-- Data provided start --
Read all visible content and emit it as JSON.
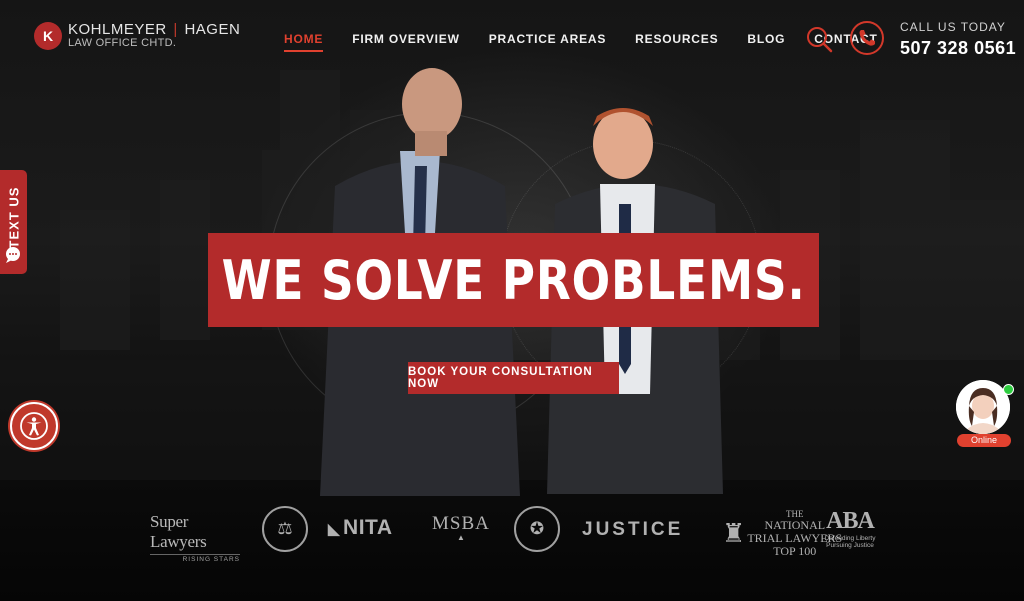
{
  "brand": {
    "mark": "K",
    "name_part1": "KOHLMEYER",
    "separator": "|",
    "name_part2": "HAGEN",
    "subtitle": "LAW OFFICE CHTD."
  },
  "nav": {
    "items": [
      {
        "label": "HOME",
        "active": true
      },
      {
        "label": "FIRM OVERVIEW",
        "active": false
      },
      {
        "label": "PRACTICE AREAS",
        "active": false
      },
      {
        "label": "RESOURCES",
        "active": false
      },
      {
        "label": "BLOG",
        "active": false
      },
      {
        "label": "CONTACT",
        "active": false
      }
    ]
  },
  "contact": {
    "call_label": "CALL US TODAY",
    "phone": "507 328 0561",
    "search_icon": "search-icon",
    "phone_icon": "phone-icon"
  },
  "hero": {
    "headline": "WE SOLVE PROBLEMS.",
    "cta_label": "BOOK YOUR CONSULTATION NOW"
  },
  "side_tab": {
    "label": "TEXT US",
    "icon": "chat-bubble-icon"
  },
  "accessibility": {
    "icon": "accessibility-icon"
  },
  "chat": {
    "status": "Online"
  },
  "badges": {
    "super_lawyers": {
      "title": "Super Lawyers",
      "subtitle": "RISING STARS"
    },
    "nita": "NITA",
    "msba": "MSBA",
    "justice": "JUSTICE",
    "ntl": {
      "line1": "THE",
      "line2": "NATIONAL",
      "line3": "TRIAL LAWYERS",
      "line4": "TOP 100"
    },
    "aba": {
      "title": "ABA",
      "line1": "Defending Liberty",
      "line2": "Pursuing Justice"
    }
  },
  "colors": {
    "accent": "#b32b2b",
    "nav_active": "#e0412f",
    "online": "#2ecc40"
  }
}
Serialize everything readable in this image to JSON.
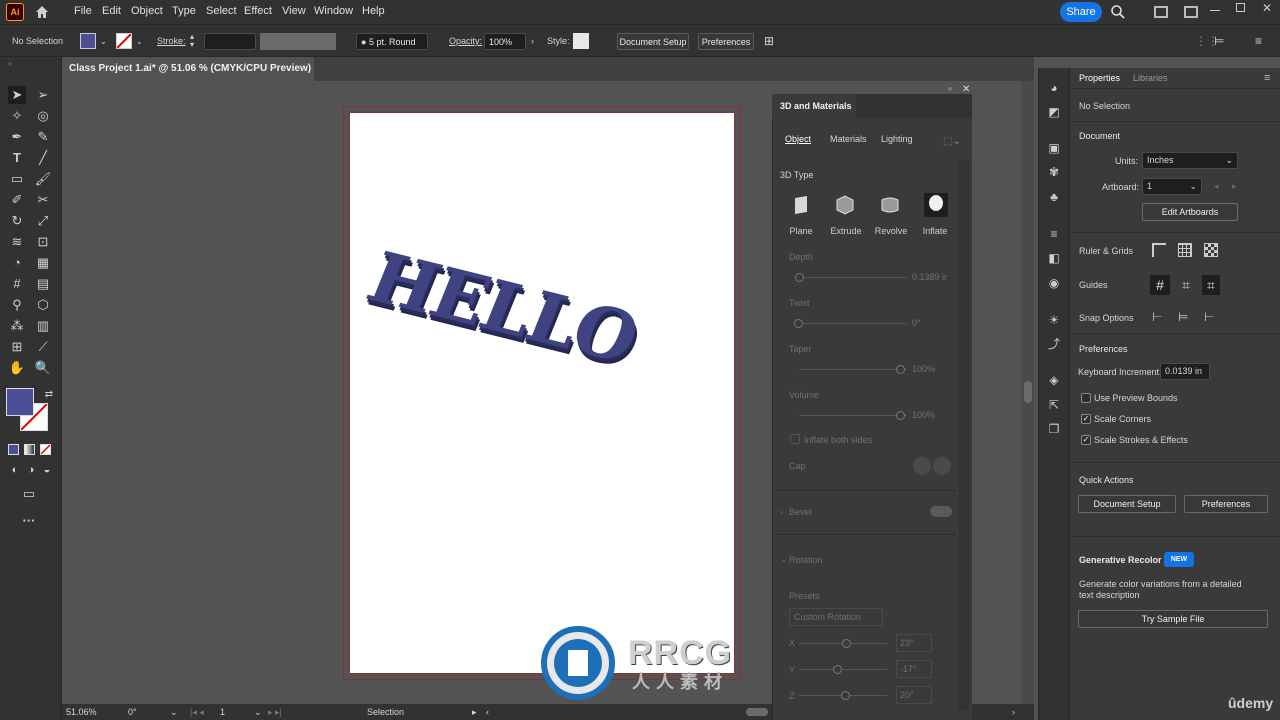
{
  "app": {
    "logo": "Ai"
  },
  "menu": [
    "File",
    "Edit",
    "Object",
    "Type",
    "Select",
    "Effect",
    "View",
    "Window",
    "Help"
  ],
  "share_label": "Share",
  "control": {
    "selection": "No Selection",
    "stroke_label": "Stroke:",
    "brush": "5 pt. Round",
    "opacity_label": "Opacity:",
    "opacity_value": "100%",
    "style_label": "Style:",
    "document_setup": "Document Setup",
    "preferences": "Preferences"
  },
  "document": {
    "tab": "Class Project 1.ai* @ 51.06 % (CMYK/CPU Preview)",
    "text": "HELLO"
  },
  "status": {
    "zoom": "51.06%",
    "rotation": "0°",
    "artboard": "1",
    "tool": "Selection"
  },
  "panel3d": {
    "title": "3D and Materials",
    "tabs": [
      "Object",
      "Materials",
      "Lighting"
    ],
    "section": "3D Type",
    "types": [
      "Plane",
      "Extrude",
      "Revolve",
      "Inflate"
    ],
    "depth_label": "Depth",
    "depth_value": "0.1389 ir",
    "twist_label": "Twist",
    "twist_value": "0°",
    "taper_label": "Taper",
    "taper_value": "100%",
    "volume_label": "Volume",
    "volume_value": "100%",
    "inflate_both": "Inflate both sides",
    "cap_label": "Cap",
    "bevel_label": "Bevel",
    "rotation_label": "Rotation",
    "presets_label": "Presets",
    "presets_value": "Custom Rotation",
    "x_label": "X",
    "x_value": "23°",
    "y_label": "Y",
    "y_value": "-17°",
    "z_label": "Z",
    "z_value": "20°"
  },
  "properties": {
    "tabs": [
      "Properties",
      "Libraries"
    ],
    "selection": "No Selection",
    "document_label": "Document",
    "units_label": "Units:",
    "units_value": "Inches",
    "artboard_label": "Artboard:",
    "artboard_value": "1",
    "edit_artboards": "Edit Artboards",
    "ruler_grids": "Ruler & Grids",
    "guides": "Guides",
    "snap_options": "Snap Options",
    "preferences": "Preferences",
    "keyboard_increment_label": "Keyboard Increment:",
    "keyboard_increment_value": "0.0139 in",
    "use_preview_bounds": "Use Preview Bounds",
    "scale_corners": "Scale Corners",
    "scale_strokes": "Scale Strokes & Effects",
    "quick_actions": "Quick Actions",
    "document_setup": "Document Setup",
    "preferences_btn": "Preferences",
    "gen_recolor": "Generative Recolor",
    "new_badge": "NEW",
    "gen_desc": "Generate color variations from a detailed text description",
    "try_sample": "Try Sample File"
  },
  "watermark": {
    "brand": "RRCG",
    "sub": "人人素材"
  },
  "udemy": "ûdemy",
  "colors": {
    "fill": "#4a4f97",
    "accent": "#1473e6",
    "text3d": "#3f4382"
  }
}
-- Data provided end --
• Exercise: Your answer should be a single number: the count of lines in these records that hold the string "Edit".

• The reply: 2